### Exercise requirements
Output all records precisely as written.
— start of Listed records —
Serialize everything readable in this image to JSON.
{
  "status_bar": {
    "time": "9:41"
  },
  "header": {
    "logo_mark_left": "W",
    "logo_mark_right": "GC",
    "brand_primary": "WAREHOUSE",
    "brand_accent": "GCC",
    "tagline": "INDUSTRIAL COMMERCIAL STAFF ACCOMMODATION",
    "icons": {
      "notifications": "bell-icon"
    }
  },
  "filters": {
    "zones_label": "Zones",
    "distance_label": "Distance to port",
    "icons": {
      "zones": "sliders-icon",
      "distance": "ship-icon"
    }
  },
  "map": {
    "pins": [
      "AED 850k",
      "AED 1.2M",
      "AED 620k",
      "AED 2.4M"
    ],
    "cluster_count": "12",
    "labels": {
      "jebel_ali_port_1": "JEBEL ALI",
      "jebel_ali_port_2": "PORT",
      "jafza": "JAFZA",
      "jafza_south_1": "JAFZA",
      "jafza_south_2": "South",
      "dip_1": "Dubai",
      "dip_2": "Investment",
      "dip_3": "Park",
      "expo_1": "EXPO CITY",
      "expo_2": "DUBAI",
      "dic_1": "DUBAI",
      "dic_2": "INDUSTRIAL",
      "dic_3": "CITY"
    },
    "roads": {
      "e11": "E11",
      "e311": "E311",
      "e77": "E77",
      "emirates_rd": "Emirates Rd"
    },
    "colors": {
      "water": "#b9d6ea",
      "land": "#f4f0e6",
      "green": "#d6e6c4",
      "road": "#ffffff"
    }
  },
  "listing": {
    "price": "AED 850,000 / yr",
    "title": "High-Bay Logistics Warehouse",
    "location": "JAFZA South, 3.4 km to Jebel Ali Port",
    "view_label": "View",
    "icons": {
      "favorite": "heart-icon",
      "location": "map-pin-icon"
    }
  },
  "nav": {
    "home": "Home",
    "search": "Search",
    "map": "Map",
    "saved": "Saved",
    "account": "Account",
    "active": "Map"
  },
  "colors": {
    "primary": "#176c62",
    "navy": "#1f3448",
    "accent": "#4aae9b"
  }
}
— end of Listed records —
### Answer for the task
Serialize everything readable in this image to JSON.
{
  "status_bar": {
    "time": "9:41"
  },
  "header": {
    "logo_mark_left": "W",
    "logo_mark_right": "GC",
    "brand_primary": "WAREHOUSE",
    "brand_accent": "GCC",
    "tagline": "INDUSTRIAL COMMERCIAL STAFF ACCOMMODATION",
    "icons": {
      "notifications": "bell-icon"
    }
  },
  "filters": {
    "zones_label": "Zones",
    "distance_label": "Distance to port",
    "icons": {
      "zones": "sliders-icon",
      "distance": "ship-icon"
    }
  },
  "map": {
    "pins": [
      "AED 850k",
      "AED 1.2M",
      "AED 620k",
      "AED 2.4M"
    ],
    "cluster_count": "12",
    "labels": {
      "jebel_ali_port_1": "JEBEL ALI",
      "jebel_ali_port_2": "PORT",
      "jafza": "JAFZA",
      "jafza_south_1": "JAFZA",
      "jafza_south_2": "South",
      "dip_1": "Dubai",
      "dip_2": "Investment",
      "dip_3": "Park",
      "expo_1": "EXPO CITY",
      "expo_2": "DUBAI",
      "dic_1": "DUBAI",
      "dic_2": "INDUSTRIAL",
      "dic_3": "CITY"
    },
    "roads": {
      "e11": "E11",
      "e311": "E311",
      "e77": "E77",
      "emirates_rd": "Emirates Rd"
    },
    "colors": {
      "water": "#b9d6ea",
      "land": "#f4f0e6",
      "green": "#d6e6c4",
      "road": "#ffffff"
    }
  },
  "listing": {
    "price": "AED 850,000 / yr",
    "title": "High-Bay Logistics Warehouse",
    "location": "JAFZA South, 3.4 km to Jebel Ali Port",
    "view_label": "View",
    "icons": {
      "favorite": "heart-icon",
      "location": "map-pin-icon"
    }
  },
  "nav": {
    "home": "Home",
    "search": "Search",
    "map": "Map",
    "saved": "Saved",
    "account": "Account",
    "active": "Map"
  },
  "colors": {
    "primary": "#176c62",
    "navy": "#1f3448",
    "accent": "#4aae9b"
  }
}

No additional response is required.